Transcribe the listing below word for word.
* * * * * * *
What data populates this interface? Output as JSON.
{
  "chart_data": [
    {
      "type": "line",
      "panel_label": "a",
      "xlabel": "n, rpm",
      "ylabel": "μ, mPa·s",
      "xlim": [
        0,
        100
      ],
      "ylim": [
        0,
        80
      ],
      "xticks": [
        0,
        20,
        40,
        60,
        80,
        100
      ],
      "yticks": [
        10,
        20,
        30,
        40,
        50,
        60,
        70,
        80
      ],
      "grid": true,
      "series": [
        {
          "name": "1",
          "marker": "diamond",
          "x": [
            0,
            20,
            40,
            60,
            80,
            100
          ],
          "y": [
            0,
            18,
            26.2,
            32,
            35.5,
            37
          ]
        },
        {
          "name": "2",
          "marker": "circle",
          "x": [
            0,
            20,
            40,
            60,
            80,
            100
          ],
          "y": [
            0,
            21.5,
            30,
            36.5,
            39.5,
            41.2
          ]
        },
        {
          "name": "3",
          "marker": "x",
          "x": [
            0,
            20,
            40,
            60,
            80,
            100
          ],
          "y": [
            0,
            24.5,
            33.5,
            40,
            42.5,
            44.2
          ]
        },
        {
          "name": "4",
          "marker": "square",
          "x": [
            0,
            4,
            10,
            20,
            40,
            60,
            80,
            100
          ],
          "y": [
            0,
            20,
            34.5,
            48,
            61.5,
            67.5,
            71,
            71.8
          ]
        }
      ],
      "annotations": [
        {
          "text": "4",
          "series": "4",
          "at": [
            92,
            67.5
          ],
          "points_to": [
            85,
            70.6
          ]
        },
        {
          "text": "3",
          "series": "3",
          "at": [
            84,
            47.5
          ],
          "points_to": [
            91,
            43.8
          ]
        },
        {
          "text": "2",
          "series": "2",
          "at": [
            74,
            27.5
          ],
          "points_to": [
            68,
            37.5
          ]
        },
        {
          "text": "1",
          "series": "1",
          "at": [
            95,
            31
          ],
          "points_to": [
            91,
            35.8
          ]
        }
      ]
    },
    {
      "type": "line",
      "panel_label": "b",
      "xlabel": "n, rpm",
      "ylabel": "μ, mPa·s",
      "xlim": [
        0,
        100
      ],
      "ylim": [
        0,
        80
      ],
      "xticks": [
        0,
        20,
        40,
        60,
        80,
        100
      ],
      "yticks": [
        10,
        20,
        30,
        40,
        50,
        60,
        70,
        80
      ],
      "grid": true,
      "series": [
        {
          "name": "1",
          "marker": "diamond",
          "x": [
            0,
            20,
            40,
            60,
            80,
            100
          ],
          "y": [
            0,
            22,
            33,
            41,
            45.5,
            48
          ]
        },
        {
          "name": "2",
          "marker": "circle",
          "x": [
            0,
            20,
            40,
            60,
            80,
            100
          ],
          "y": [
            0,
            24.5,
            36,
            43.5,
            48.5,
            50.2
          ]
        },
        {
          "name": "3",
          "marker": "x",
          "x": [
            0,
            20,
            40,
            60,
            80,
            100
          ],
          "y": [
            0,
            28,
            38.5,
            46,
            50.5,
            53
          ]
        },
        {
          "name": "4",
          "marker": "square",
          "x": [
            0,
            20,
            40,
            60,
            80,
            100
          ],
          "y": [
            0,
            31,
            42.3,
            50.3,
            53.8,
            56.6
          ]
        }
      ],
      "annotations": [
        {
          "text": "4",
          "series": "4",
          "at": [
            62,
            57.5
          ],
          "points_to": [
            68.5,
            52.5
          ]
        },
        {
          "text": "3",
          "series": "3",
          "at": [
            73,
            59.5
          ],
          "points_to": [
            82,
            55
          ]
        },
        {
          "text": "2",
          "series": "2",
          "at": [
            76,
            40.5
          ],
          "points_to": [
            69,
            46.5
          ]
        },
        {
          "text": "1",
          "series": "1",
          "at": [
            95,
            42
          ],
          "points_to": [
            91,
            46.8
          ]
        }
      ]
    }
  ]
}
* * * * * * *
SOLVED PROBLEM:
What data populates this interface? Output as JSON.
{
  "chart_data": [
    {
      "type": "line",
      "panel_label": "a",
      "xlabel": "n, rpm",
      "ylabel": "μ, mPa·s",
      "xlim": [
        0,
        100
      ],
      "ylim": [
        0,
        80
      ],
      "xticks": [
        0,
        20,
        40,
        60,
        80,
        100
      ],
      "yticks": [
        10,
        20,
        30,
        40,
        50,
        60,
        70,
        80
      ],
      "grid": true,
      "series": [
        {
          "name": "1",
          "marker": "diamond",
          "x": [
            0,
            20,
            40,
            60,
            80,
            100
          ],
          "y": [
            0,
            18,
            26.2,
            32,
            35.5,
            37
          ]
        },
        {
          "name": "2",
          "marker": "circle",
          "x": [
            0,
            20,
            40,
            60,
            80,
            100
          ],
          "y": [
            0,
            21.5,
            30,
            36.5,
            39.5,
            41.2
          ]
        },
        {
          "name": "3",
          "marker": "x",
          "x": [
            0,
            20,
            40,
            60,
            80,
            100
          ],
          "y": [
            0,
            24.5,
            33.5,
            40,
            42.5,
            44.2
          ]
        },
        {
          "name": "4",
          "marker": "square",
          "x": [
            0,
            4,
            10,
            20,
            40,
            60,
            80,
            100
          ],
          "y": [
            0,
            20,
            34.5,
            48,
            61.5,
            67.5,
            71,
            71.8
          ]
        }
      ],
      "annotations": [
        {
          "text": "4",
          "series": "4",
          "at": [
            92,
            67.5
          ],
          "points_to": [
            85,
            70.6
          ]
        },
        {
          "text": "3",
          "series": "3",
          "at": [
            84,
            47.5
          ],
          "points_to": [
            91,
            43.8
          ]
        },
        {
          "text": "2",
          "series": "2",
          "at": [
            74,
            27.5
          ],
          "points_to": [
            68,
            37.5
          ]
        },
        {
          "text": "1",
          "series": "1",
          "at": [
            95,
            31
          ],
          "points_to": [
            91,
            35.8
          ]
        }
      ]
    },
    {
      "type": "line",
      "panel_label": "b",
      "xlabel": "n, rpm",
      "ylabel": "μ, mPa·s",
      "xlim": [
        0,
        100
      ],
      "ylim": [
        0,
        80
      ],
      "xticks": [
        0,
        20,
        40,
        60,
        80,
        100
      ],
      "yticks": [
        10,
        20,
        30,
        40,
        50,
        60,
        70,
        80
      ],
      "grid": true,
      "series": [
        {
          "name": "1",
          "marker": "diamond",
          "x": [
            0,
            20,
            40,
            60,
            80,
            100
          ],
          "y": [
            0,
            22,
            33,
            41,
            45.5,
            48
          ]
        },
        {
          "name": "2",
          "marker": "circle",
          "x": [
            0,
            20,
            40,
            60,
            80,
            100
          ],
          "y": [
            0,
            24.5,
            36,
            43.5,
            48.5,
            50.2
          ]
        },
        {
          "name": "3",
          "marker": "x",
          "x": [
            0,
            20,
            40,
            60,
            80,
            100
          ],
          "y": [
            0,
            28,
            38.5,
            46,
            50.5,
            53
          ]
        },
        {
          "name": "4",
          "marker": "square",
          "x": [
            0,
            20,
            40,
            60,
            80,
            100
          ],
          "y": [
            0,
            31,
            42.3,
            50.3,
            53.8,
            56.6
          ]
        }
      ],
      "annotations": [
        {
          "text": "4",
          "series": "4",
          "at": [
            62,
            57.5
          ],
          "points_to": [
            68.5,
            52.5
          ]
        },
        {
          "text": "3",
          "series": "3",
          "at": [
            73,
            59.5
          ],
          "points_to": [
            82,
            55
          ]
        },
        {
          "text": "2",
          "series": "2",
          "at": [
            76,
            40.5
          ],
          "points_to": [
            69,
            46.5
          ]
        },
        {
          "text": "1",
          "series": "1",
          "at": [
            95,
            42
          ],
          "points_to": [
            91,
            46.8
          ]
        }
      ]
    }
  ]
}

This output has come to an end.